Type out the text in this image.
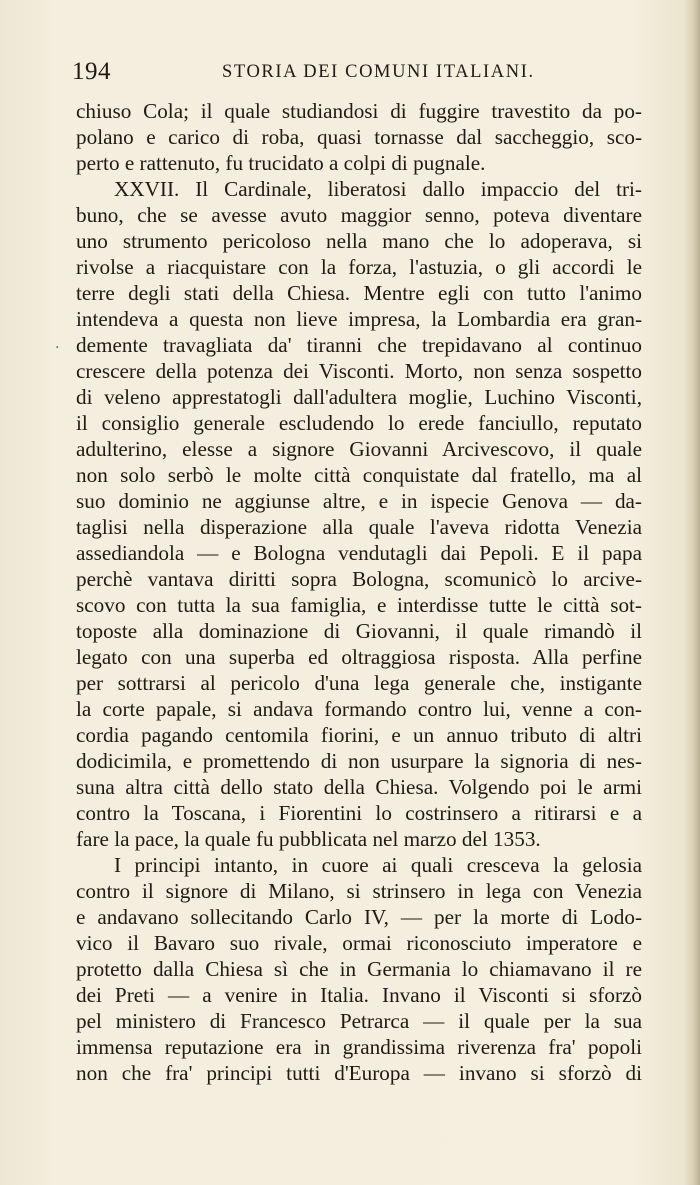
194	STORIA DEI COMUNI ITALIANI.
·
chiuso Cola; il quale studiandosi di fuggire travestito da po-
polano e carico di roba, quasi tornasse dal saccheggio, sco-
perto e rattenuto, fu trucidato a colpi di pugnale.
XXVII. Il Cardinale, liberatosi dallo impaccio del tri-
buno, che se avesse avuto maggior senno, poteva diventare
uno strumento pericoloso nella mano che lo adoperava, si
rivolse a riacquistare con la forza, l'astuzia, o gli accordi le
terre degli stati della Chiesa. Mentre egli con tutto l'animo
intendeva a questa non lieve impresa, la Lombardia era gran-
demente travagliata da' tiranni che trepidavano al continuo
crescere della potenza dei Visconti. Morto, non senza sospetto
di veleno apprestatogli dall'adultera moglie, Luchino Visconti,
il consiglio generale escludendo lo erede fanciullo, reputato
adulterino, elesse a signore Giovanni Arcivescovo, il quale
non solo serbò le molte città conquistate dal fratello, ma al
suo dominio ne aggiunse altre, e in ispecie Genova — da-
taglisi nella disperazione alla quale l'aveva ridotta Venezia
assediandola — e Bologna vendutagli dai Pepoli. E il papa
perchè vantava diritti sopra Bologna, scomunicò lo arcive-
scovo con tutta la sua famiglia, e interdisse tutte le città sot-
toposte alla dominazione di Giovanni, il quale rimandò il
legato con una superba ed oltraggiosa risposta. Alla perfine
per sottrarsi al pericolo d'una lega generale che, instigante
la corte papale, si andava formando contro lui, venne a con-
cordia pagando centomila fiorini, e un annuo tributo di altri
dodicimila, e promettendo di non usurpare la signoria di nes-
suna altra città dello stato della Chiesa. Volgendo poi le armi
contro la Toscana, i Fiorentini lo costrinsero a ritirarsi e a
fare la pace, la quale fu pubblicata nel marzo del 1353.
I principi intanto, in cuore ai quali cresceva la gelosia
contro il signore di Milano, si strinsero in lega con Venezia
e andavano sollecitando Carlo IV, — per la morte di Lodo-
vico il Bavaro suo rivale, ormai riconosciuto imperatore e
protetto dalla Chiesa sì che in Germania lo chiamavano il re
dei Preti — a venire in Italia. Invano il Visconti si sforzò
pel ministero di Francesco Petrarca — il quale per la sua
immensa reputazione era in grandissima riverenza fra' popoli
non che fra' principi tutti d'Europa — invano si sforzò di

--*--

Return all of the data exactly as written, and drop the pictures.

Exercise solution
Type out the text in this image.
194	STORIA DEI COMUNI ITALIANI.
·
chiuso Cola; il quale studiandosi di fuggire travestito da po-
polano e carico di roba, quasi tornasse dal saccheggio, sco-
perto e rattenuto, fu trucidato a colpi di pugnale.
XXVII. Il Cardinale, liberatosi dallo impaccio del tri-
buno, che se avesse avuto maggior senno, poteva diventare
uno strumento pericoloso nella mano che lo adoperava, si
rivolse a riacquistare con la forza, l'astuzia, o gli accordi le
terre degli stati della Chiesa. Mentre egli con tutto l'animo
intendeva a questa non lieve impresa, la Lombardia era gran-
demente travagliata da' tiranni che trepidavano al continuo
crescere della potenza dei Visconti. Morto, non senza sospetto
di veleno apprestatogli dall'adultera moglie, Luchino Visconti,
il consiglio generale escludendo lo erede fanciullo, reputato
adulterino, elesse a signore Giovanni Arcivescovo, il quale
non solo serbò le molte città conquistate dal fratello, ma al
suo dominio ne aggiunse altre, e in ispecie Genova — da-
taglisi nella disperazione alla quale l'aveva ridotta Venezia
assediandola — e Bologna vendutagli dai Pepoli. E il papa
perchè vantava diritti sopra Bologna, scomunicò lo arcive-
scovo con tutta la sua famiglia, e interdisse tutte le città sot-
toposte alla dominazione di Giovanni, il quale rimandò il
legato con una superba ed oltraggiosa risposta. Alla perfine
per sottrarsi al pericolo d'una lega generale che, instigante
la corte papale, si andava formando contro lui, venne a con-
cordia pagando centomila fiorini, e un annuo tributo di altri
dodicimila, e promettendo di non usurpare la signoria di nes-
suna altra città dello stato della Chiesa. Volgendo poi le armi
contro la Toscana, i Fiorentini lo costrinsero a ritirarsi e a
fare la pace, la quale fu pubblicata nel marzo del 1353.
I principi intanto, in cuore ai quali cresceva la gelosia
contro il signore di Milano, si strinsero in lega con Venezia
e andavano sollecitando Carlo IV, — per la morte di Lodo-
vico il Bavaro suo rivale, ormai riconosciuto imperatore e
protetto dalla Chiesa sì che in Germania lo chiamavano il re
dei Preti — a venire in Italia. Invano il Visconti si sforzò
pel ministero di Francesco Petrarca — il quale per la sua
immensa reputazione era in grandissima riverenza fra' popoli
non che fra' principi tutti d'Europa — invano si sforzò di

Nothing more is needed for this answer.